YOUR GOAL |
Which lines include the word "title"? Copy each of them.

···

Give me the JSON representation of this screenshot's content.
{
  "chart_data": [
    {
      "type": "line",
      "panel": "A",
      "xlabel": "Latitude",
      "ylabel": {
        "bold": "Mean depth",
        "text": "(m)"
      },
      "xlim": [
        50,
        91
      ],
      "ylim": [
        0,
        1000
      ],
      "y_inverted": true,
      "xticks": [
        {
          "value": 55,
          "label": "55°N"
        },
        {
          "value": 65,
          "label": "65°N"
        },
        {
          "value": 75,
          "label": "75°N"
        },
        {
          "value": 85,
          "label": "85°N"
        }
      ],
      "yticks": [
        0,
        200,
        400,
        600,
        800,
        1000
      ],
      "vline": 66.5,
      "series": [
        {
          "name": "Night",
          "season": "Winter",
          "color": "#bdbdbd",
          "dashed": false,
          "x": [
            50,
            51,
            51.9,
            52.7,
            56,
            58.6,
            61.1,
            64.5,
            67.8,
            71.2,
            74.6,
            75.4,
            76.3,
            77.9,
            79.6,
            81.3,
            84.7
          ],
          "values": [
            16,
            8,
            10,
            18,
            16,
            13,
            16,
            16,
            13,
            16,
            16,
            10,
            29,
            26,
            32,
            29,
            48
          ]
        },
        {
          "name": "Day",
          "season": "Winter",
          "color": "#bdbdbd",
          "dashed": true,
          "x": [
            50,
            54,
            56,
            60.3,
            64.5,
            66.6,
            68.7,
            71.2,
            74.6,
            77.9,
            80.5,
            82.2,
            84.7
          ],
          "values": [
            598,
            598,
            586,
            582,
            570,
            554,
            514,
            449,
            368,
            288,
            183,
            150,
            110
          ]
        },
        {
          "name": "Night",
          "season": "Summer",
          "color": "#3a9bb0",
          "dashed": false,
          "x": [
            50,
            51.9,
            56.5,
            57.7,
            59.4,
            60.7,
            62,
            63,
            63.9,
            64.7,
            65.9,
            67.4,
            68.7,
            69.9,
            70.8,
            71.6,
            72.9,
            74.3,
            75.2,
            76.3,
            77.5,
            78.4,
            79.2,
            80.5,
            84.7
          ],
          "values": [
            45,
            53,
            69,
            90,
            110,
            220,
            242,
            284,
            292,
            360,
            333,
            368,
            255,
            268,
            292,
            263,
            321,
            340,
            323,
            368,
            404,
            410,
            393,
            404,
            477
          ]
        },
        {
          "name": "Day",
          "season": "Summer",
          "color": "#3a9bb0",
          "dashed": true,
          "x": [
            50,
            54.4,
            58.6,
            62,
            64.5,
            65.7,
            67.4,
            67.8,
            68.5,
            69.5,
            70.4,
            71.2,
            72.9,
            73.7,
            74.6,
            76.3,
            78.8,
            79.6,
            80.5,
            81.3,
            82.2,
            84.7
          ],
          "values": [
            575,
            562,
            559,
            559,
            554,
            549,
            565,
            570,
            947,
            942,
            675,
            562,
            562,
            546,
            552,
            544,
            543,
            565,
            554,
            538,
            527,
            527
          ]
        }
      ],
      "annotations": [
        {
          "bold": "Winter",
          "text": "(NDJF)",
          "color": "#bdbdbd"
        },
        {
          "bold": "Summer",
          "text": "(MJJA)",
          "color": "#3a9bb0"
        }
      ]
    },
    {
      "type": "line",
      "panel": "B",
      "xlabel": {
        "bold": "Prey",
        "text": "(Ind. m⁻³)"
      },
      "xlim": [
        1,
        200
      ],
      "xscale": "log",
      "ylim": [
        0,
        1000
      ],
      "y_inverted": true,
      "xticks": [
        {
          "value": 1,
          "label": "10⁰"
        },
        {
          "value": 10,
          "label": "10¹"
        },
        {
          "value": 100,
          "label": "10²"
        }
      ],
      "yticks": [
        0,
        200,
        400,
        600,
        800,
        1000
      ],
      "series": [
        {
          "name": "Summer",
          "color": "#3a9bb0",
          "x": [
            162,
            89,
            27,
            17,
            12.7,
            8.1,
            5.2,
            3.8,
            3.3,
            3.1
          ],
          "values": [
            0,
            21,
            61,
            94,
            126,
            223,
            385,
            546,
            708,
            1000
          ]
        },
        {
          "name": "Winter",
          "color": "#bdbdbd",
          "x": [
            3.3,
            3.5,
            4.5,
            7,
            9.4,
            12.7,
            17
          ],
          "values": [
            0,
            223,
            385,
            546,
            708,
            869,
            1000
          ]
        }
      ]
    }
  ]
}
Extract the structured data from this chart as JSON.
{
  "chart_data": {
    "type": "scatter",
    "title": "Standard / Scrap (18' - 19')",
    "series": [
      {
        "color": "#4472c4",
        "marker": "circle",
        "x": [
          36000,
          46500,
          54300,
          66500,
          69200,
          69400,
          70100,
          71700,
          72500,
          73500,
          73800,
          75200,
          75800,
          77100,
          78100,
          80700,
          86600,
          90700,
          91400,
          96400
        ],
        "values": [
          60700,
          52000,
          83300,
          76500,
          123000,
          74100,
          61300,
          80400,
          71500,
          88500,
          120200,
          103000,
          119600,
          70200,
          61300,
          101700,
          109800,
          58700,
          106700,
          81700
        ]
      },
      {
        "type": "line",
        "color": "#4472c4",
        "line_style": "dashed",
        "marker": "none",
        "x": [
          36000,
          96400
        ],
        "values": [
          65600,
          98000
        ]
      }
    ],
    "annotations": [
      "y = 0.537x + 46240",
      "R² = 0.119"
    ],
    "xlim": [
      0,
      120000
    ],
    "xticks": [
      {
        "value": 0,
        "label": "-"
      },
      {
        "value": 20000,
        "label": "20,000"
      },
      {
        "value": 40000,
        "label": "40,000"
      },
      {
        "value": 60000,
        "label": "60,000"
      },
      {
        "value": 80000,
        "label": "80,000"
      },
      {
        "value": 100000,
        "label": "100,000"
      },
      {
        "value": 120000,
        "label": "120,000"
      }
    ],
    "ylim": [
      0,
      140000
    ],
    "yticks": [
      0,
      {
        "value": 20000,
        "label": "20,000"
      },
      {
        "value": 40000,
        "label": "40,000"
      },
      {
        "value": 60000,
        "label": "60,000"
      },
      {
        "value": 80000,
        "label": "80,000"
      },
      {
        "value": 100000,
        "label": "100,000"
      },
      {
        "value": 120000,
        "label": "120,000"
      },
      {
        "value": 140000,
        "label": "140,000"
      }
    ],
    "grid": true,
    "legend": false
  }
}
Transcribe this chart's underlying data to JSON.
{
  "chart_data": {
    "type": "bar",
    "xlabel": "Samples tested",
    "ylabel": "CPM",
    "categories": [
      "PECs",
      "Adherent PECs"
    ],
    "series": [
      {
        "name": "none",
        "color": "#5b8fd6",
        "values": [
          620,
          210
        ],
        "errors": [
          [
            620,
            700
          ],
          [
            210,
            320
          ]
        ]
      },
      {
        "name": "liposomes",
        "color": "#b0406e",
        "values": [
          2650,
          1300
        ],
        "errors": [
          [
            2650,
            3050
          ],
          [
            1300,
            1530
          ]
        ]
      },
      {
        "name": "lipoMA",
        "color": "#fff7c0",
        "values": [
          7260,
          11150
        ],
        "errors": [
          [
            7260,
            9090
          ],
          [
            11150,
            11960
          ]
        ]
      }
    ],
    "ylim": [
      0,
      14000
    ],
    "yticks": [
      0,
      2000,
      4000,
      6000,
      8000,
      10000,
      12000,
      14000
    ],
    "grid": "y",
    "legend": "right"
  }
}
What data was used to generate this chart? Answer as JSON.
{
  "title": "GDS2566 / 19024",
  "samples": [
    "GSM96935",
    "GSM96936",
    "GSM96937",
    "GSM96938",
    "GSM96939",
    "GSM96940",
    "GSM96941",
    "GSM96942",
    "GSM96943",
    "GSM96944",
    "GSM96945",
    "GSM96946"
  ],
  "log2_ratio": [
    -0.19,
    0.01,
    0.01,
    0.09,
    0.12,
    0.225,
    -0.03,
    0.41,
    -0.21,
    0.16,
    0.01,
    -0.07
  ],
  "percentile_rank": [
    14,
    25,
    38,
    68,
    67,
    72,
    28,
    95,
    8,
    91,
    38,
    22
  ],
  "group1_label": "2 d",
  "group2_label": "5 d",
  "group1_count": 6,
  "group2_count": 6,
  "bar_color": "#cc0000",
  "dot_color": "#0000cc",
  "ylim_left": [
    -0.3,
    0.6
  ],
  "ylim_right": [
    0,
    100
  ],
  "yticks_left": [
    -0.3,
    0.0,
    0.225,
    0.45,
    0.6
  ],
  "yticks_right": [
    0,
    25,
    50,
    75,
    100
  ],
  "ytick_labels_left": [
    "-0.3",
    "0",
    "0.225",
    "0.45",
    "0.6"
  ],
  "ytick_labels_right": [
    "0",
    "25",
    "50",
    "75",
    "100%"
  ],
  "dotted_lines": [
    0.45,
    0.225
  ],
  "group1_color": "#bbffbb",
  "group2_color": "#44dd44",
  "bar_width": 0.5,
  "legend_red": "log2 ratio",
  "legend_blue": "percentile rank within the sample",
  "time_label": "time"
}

···

TASK RESULT |
    "title": "Standard / Scrap (18' - 19')",
  "title": "GDS2566 / 19024",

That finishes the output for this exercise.